◆ WHAT IS ASKED: Render the material again word for word, skipping the pictures in it.

========

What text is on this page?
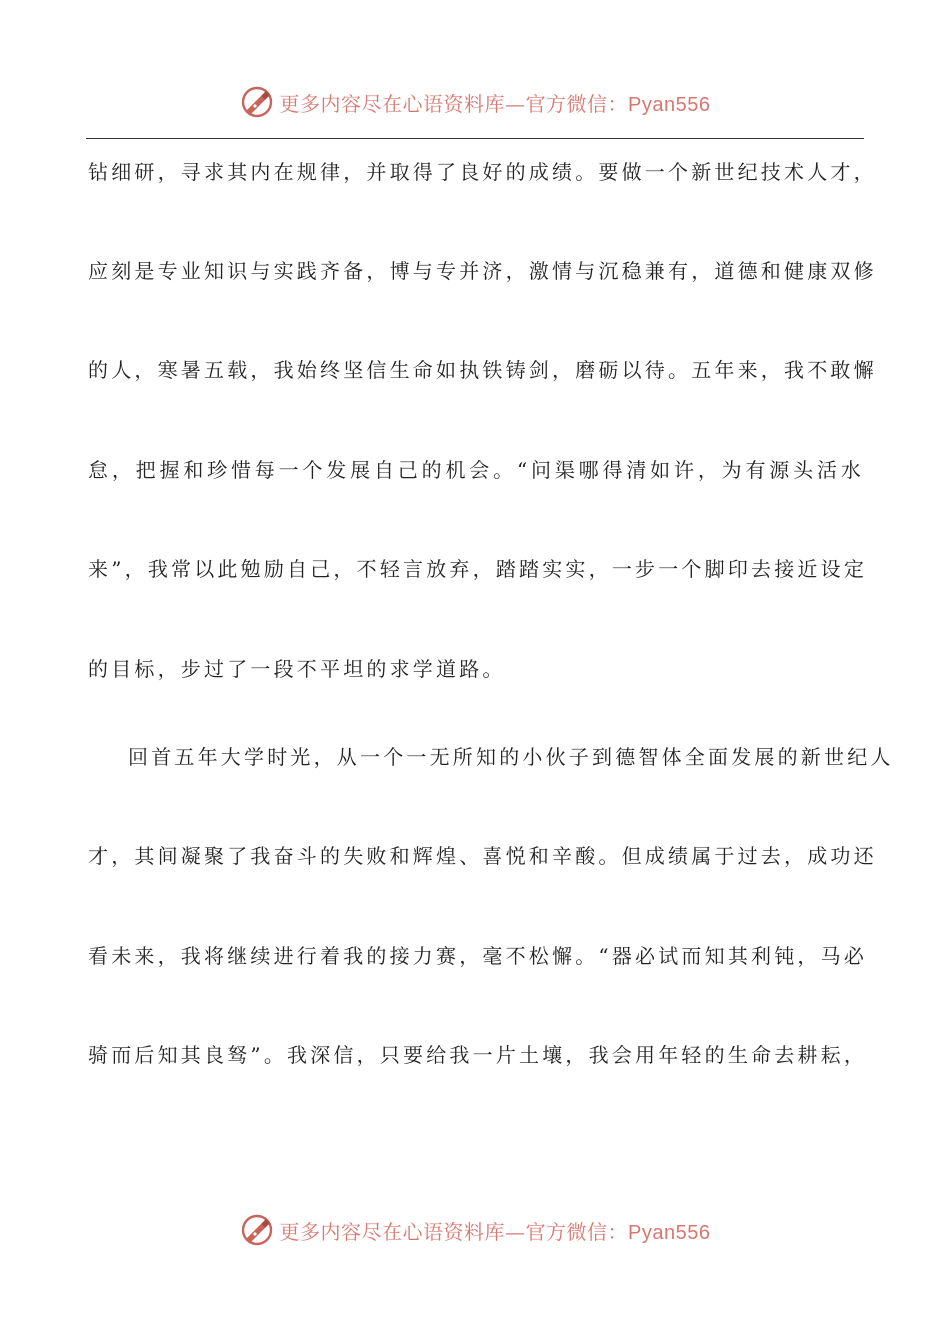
更多内容尽在心语资料库—官方微信：Pyan556
钻细研，寻求其内在规律，并取得了良好的成绩。要做一个新世纪技术人才，
应刻是专业知识与实践齐备，博与专并济，激情与沉稳兼有，道德和健康双修
的人，寒暑五载，我始终坚信生命如执铁铸剑，磨砺以待。五年来，我不敢懈
怠，把握和珍惜每一个发展自己的机会。“问渠哪得清如许，为有源头活水
来”，我常以此勉励自己，不轻言放弃，踏踏实实，一步一个脚印去接近设定
的目标，步过了一段不平坦的求学道路。
回首五年大学时光，从一个一无所知的小伙子到德智体全面发展的新世纪人
才，其间凝聚了我奋斗的失败和辉煌、喜悦和辛酸。但成绩属于过去，成功还
看未来，我将继续进行着我的接力赛，毫不松懈。“器必试而知其利钝，马必
骑而后知其良驽”。我深信，只要给我一片土壤，我会用年轻的生命去耕耘，
更多内容尽在心语资料库—官方微信：Pyan556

========

◆ RESULT OF THIS EXERCISE:
What text is on this page?
更多内容尽在心语资料库—官方微信：Pyan556
钻细研，寻求其内在规律，并取得了良好的成绩。要做一个新世纪技术人才，
应刻是专业知识与实践齐备，博与专并济，激情与沉稳兼有，道德和健康双修
的人，寒暑五载，我始终坚信生命如执铁铸剑，磨砺以待。五年来，我不敢懈
怠，把握和珍惜每一个发展自己的机会。“问渠哪得清如许，为有源头活水
来”，我常以此勉励自己，不轻言放弃，踏踏实实，一步一个脚印去接近设定
的目标，步过了一段不平坦的求学道路。
回首五年大学时光，从一个一无所知的小伙子到德智体全面发展的新世纪人
才，其间凝聚了我奋斗的失败和辉煌、喜悦和辛酸。但成绩属于过去，成功还
看未来，我将继续进行着我的接力赛，毫不松懈。“器必试而知其利钝，马必
骑而后知其良驽”。我深信，只要给我一片土壤，我会用年轻的生命去耕耘，
更多内容尽在心语资料库—官方微信：Pyan556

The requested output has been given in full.